DOCUMENT EXCERPT:
Archive of the former Yahoo!Groups mailing list: Homebrew PCBs

previous by date index next by date
previous in topic topic list next in topic

Subject: Re: [Homebrew_PCBs] Re: Red Laser Diode Rotating Drum Photo Plotter

From: Alan King <alan@...>
Date: 2006-04-30

A bit OT and longish, but other people might want to see how to run
the software PLL with only a few adds and subtracts..



cunningfellow wrote:

>
>HUH - who said motor control chip. The PWM
>straight from an Atmel into a FET on the low
>side. The Atmel counts the pulses from a
>single channel of the encoder to do speed feed-
>back. Cheaper and less chips than a high side
>switch and whats all the complexity of going
>into the analog domain about :S
>
>Digital pulses in - Digital pulses out. I spend
>so much of my life avoiding analog circuits.
>There is no way I am going to invite them in
>the front door for no good reason.
>
>
>
>

Of course the good philosophy, use it to decide to dump the PLL too..



>I will keep track of pulses line to line - but I
>am NOT willing to manually ZERO the thing. I am
>a dork - and if there is something I can do wrong
>I will 50% of the time. And wasting every second
>sheet of film because I could no be bothered
>making it automatically detect the start of frame
>is not my idea of fun.
>
>
>
>
Simply add your own setup to get a once per line index, just easier
than keeping track.


>Also - I am not trying to be nasty about any feed-
>back about my circuit.
>

1>

> I welcome all feedback
>especially if I am doing something stupid and
>obviously wrong.
>

2>

> But please can we limit "I
>∗think∗ it would be better if you did this" kinda
>feed back till I have something working. Even if
>you think I am going about it the hard way. (rather
>than the wrong way)
>
>
>
3>

>Once I have it running (give me 6 months) feel
>free to bag me endlessly for having one too many
>resistors in there and tell me I could have made
>it much less complex if I had done something
>differently.

PROBLEM STATEMENT: Reproduce the mailing list post about the laser diode photo plotter word for word, from start to finish. The data that comes next has no connection to the mailing list post.

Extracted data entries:
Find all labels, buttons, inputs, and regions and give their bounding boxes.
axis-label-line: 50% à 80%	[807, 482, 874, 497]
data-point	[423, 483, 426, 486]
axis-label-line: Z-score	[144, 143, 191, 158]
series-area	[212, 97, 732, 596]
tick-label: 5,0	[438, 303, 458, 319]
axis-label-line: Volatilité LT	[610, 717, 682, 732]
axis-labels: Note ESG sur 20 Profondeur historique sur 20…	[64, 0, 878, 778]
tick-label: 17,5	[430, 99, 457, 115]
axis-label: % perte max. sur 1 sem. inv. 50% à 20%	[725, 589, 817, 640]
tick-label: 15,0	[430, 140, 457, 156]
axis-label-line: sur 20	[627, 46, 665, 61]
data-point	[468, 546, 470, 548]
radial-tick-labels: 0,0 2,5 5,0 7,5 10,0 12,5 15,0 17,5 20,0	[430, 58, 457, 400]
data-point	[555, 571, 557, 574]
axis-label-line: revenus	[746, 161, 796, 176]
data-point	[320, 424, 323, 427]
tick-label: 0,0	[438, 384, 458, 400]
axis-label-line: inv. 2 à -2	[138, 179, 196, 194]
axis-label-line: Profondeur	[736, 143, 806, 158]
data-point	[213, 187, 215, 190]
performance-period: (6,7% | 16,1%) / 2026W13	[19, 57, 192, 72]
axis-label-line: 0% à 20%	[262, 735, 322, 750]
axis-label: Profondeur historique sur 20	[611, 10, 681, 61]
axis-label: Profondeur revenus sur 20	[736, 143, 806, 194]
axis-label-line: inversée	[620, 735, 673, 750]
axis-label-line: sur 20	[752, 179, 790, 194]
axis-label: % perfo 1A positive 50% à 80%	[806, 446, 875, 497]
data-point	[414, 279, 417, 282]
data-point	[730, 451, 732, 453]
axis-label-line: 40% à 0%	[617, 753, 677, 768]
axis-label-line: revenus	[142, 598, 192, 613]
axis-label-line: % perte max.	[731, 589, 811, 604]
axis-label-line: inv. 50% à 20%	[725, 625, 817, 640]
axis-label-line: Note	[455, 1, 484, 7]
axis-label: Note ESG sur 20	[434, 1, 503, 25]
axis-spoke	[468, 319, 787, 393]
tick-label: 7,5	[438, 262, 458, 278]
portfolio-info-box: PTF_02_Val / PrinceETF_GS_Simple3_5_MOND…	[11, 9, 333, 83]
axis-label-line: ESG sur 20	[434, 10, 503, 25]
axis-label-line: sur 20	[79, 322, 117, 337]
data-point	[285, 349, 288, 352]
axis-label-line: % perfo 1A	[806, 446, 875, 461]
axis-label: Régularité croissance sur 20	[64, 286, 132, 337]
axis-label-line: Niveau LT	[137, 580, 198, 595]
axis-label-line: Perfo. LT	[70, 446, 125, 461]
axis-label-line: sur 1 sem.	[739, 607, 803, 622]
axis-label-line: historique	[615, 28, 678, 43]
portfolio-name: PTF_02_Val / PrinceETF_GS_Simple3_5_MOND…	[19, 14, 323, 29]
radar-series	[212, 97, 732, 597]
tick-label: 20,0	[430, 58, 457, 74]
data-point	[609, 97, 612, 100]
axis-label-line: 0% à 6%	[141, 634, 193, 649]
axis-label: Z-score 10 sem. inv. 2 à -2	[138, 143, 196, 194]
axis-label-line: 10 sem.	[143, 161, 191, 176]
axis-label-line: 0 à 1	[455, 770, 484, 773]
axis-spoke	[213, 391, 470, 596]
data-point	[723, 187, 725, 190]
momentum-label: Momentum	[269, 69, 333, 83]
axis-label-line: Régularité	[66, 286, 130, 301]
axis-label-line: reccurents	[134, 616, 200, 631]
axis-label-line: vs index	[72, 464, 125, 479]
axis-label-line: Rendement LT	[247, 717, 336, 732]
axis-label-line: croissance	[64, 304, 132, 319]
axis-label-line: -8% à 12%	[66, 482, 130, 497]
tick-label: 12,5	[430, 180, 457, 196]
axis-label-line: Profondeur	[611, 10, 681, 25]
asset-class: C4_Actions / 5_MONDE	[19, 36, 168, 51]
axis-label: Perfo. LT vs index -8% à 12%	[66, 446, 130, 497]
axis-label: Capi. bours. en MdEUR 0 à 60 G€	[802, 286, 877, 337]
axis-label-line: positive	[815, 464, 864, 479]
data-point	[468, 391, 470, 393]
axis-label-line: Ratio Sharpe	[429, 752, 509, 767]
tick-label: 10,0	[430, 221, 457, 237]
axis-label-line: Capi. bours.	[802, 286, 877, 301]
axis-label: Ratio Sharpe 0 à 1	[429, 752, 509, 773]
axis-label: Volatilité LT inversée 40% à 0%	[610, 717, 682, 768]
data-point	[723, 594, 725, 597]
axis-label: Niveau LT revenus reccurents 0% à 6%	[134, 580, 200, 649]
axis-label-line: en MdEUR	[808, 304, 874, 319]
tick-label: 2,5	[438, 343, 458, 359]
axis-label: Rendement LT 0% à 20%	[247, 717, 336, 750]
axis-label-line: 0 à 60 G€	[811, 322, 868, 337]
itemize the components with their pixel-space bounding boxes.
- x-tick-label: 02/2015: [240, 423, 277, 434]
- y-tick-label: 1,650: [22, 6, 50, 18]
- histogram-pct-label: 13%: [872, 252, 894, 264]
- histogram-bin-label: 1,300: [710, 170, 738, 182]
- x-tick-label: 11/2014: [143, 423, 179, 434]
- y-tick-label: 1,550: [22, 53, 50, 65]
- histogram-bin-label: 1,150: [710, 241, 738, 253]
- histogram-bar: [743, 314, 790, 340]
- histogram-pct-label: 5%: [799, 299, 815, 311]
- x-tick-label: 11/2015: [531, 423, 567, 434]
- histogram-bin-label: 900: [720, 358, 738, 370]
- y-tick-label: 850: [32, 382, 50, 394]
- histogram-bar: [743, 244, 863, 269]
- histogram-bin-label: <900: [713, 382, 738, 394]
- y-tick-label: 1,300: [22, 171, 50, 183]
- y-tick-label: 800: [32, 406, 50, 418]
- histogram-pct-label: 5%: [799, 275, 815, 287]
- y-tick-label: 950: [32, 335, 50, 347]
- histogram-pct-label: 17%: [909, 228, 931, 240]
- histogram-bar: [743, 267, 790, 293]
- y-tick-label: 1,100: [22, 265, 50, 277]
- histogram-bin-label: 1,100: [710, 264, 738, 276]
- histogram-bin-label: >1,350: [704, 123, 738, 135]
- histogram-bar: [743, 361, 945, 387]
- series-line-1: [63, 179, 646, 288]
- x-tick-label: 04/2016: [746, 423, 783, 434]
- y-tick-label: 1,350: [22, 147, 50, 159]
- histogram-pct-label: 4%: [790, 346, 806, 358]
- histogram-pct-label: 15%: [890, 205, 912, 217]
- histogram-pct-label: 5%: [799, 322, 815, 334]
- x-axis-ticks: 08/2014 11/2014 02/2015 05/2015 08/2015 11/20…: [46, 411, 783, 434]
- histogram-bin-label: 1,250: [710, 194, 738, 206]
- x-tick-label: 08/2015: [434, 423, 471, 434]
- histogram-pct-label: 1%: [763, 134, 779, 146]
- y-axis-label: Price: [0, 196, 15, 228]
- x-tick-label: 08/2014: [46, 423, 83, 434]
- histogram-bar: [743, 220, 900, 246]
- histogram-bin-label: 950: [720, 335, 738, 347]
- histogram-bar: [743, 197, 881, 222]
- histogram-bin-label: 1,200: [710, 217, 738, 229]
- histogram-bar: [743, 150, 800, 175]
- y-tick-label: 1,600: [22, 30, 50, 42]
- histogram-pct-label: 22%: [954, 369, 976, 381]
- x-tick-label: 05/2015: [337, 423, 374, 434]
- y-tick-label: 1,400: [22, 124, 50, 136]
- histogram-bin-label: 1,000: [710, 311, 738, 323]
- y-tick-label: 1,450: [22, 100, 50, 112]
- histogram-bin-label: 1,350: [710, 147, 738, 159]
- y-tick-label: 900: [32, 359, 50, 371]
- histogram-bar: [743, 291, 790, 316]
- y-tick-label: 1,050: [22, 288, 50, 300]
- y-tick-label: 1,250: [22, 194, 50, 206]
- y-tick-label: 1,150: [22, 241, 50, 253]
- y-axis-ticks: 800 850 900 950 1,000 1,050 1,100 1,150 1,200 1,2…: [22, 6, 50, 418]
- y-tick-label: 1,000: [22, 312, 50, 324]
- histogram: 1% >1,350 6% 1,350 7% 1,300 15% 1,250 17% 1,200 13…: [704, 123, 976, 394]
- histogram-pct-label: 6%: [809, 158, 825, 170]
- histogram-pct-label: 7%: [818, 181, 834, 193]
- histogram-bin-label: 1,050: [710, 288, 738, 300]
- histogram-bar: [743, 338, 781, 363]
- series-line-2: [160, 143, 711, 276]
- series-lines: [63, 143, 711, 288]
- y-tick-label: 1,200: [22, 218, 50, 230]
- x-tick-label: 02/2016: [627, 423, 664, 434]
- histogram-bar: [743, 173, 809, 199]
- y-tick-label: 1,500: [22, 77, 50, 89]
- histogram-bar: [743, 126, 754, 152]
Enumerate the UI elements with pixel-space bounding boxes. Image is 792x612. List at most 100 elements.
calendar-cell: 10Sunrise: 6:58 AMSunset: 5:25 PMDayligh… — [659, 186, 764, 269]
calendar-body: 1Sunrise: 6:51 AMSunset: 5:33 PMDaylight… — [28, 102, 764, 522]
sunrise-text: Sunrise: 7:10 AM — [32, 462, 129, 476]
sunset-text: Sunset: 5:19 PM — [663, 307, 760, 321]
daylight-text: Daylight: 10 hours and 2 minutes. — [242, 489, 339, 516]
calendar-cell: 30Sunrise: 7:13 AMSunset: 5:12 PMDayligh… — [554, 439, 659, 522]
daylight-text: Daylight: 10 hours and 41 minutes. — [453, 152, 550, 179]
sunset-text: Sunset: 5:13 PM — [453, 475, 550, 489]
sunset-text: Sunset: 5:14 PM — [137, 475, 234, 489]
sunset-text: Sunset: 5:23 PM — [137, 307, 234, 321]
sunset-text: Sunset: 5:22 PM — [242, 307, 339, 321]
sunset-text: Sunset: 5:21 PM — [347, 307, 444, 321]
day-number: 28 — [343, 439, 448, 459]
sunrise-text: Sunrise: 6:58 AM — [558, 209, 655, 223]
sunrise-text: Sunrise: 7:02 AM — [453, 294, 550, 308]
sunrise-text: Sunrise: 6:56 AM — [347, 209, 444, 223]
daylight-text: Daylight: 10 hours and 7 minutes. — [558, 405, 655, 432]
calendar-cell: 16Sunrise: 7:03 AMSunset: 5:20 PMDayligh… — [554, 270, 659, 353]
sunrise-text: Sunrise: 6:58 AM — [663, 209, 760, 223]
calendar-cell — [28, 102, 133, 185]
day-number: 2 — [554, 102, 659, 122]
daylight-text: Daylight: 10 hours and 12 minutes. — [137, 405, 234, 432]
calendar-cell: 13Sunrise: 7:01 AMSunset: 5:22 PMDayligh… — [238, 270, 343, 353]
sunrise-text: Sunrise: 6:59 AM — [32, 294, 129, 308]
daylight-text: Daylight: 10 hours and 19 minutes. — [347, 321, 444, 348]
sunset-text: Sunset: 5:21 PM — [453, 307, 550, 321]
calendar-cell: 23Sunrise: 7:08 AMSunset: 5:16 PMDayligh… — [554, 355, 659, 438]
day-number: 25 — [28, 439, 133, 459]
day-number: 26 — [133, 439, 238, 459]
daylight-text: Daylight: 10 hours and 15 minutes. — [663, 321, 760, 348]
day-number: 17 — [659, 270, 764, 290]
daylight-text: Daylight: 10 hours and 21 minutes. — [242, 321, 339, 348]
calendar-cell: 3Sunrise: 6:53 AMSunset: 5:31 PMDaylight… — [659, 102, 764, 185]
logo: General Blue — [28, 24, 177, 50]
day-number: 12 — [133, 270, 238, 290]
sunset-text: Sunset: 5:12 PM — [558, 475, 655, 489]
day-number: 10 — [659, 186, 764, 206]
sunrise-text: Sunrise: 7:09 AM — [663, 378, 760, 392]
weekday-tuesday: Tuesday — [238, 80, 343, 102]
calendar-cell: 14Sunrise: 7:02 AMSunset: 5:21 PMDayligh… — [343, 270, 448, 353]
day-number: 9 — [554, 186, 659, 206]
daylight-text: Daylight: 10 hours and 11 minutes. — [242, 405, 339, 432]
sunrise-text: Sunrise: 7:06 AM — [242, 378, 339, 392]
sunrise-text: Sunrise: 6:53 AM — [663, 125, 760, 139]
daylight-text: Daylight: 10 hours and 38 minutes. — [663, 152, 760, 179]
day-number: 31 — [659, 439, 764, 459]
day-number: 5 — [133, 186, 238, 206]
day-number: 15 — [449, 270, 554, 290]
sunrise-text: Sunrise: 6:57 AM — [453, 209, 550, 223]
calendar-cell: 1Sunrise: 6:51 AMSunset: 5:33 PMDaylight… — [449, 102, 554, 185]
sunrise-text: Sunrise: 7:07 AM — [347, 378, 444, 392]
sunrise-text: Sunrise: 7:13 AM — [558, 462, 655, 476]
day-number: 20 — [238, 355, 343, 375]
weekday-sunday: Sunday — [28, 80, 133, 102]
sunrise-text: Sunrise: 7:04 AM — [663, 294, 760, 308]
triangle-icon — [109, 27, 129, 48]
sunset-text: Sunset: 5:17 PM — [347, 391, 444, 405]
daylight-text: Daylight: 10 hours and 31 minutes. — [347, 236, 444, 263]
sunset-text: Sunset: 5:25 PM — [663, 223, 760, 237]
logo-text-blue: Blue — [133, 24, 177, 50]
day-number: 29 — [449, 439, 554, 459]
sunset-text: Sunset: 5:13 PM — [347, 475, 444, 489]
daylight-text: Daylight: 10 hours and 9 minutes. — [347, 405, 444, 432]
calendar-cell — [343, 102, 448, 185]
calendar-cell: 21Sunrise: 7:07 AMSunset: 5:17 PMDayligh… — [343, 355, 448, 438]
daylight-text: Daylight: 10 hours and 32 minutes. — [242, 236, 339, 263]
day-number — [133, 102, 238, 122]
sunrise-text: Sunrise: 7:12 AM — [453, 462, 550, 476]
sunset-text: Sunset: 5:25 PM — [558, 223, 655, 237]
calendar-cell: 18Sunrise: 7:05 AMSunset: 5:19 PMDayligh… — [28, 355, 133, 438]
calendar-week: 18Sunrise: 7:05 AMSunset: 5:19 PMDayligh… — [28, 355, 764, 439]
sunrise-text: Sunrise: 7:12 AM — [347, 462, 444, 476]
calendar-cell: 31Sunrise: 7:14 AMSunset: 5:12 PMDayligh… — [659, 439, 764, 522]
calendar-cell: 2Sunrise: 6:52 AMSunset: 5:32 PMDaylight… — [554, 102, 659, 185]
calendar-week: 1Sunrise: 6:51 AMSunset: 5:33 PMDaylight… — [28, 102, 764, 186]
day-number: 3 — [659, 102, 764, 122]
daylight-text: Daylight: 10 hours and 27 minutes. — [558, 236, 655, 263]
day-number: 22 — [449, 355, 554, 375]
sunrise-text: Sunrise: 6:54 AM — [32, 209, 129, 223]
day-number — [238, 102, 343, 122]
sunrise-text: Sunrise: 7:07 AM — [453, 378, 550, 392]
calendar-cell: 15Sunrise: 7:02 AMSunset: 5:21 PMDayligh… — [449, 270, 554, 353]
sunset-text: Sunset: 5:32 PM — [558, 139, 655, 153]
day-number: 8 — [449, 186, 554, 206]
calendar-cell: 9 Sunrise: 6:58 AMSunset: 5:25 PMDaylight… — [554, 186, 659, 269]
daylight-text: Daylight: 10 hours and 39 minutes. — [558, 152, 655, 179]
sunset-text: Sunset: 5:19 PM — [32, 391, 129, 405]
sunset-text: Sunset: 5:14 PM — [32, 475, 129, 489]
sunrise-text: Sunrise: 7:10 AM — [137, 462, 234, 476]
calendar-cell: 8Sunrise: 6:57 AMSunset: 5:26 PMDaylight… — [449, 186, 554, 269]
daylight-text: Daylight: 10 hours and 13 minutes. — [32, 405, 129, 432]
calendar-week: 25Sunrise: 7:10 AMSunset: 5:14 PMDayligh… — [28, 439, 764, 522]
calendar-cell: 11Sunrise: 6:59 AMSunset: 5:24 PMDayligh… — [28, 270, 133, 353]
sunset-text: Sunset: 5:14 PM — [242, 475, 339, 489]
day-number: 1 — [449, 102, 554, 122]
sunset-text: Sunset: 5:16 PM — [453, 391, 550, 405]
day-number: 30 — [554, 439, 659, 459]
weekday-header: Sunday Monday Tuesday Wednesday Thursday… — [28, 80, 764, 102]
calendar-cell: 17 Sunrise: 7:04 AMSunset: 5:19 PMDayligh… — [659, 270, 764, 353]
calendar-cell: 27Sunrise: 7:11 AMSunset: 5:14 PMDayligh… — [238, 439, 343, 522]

REPLY:
Archive of the former Yahoo!Groups mailing list: Homebrew PCBs

previous by date index next by date
previous in topic topic list next in topic

Subject: Re: [Homebrew_PCBs] Re: Red Laser Diode Rotating Drum Photo Plotter

From: Alan King <alan@...>
Date: 2006-04-30

A bit OT and longish, but other people might want to see how to run
the software PLL with only a few adds and subtracts..



cunningfellow wrote:

>
>HUH - who said motor control chip. The PWM
>straight from an Atmel into a FET on the low
>side. The Atmel counts the pulses from a
>single channel of the encoder to do speed feed-
>back. Cheaper and less chips than a high side
>switch and whats all the complexity of going
>into the analog domain about :S
>
>Digital pulses in - Digital pulses out. I spend
>so much of my life avoiding analog circuits.
>There is no way I am going to invite them in
>the front door for no good reason.
>
>
>
>

Of course the good philosophy, use it to decide to dump the PLL too..



>I will keep track of pulses line to line - but I
>am NOT willing to manually ZERO the thing. I am
>a dork - and if there is something I can do wrong
>I will 50% of the time. And wasting every second
>sheet of film because I could no be bothered
>making it automatically detect the start of frame
>is not my idea of fun.
>
>
>
>
Simply add your own setup to get a once per line index, just easier
than keeping track.


>Also - I am not trying to be nasty about any feed-
>back about my circuit.
>

1>

> I welcome all feedback
>especially if I am doing something stupid and
>obviously wrong.
>

2>

> But please can we limit "I
>∗think∗ it would be better if you did this" kinda
>feed back till I have something working. Even if
>you think I am going about it the hard way. (rather
>than the wrong way)
>
>
>
3>

>Once I have it running (give me 6 months) feel
>free to bag me endlessly for having one too many
>resistors in there and tell me I could have made
>it much less complex if I had done something
>differently.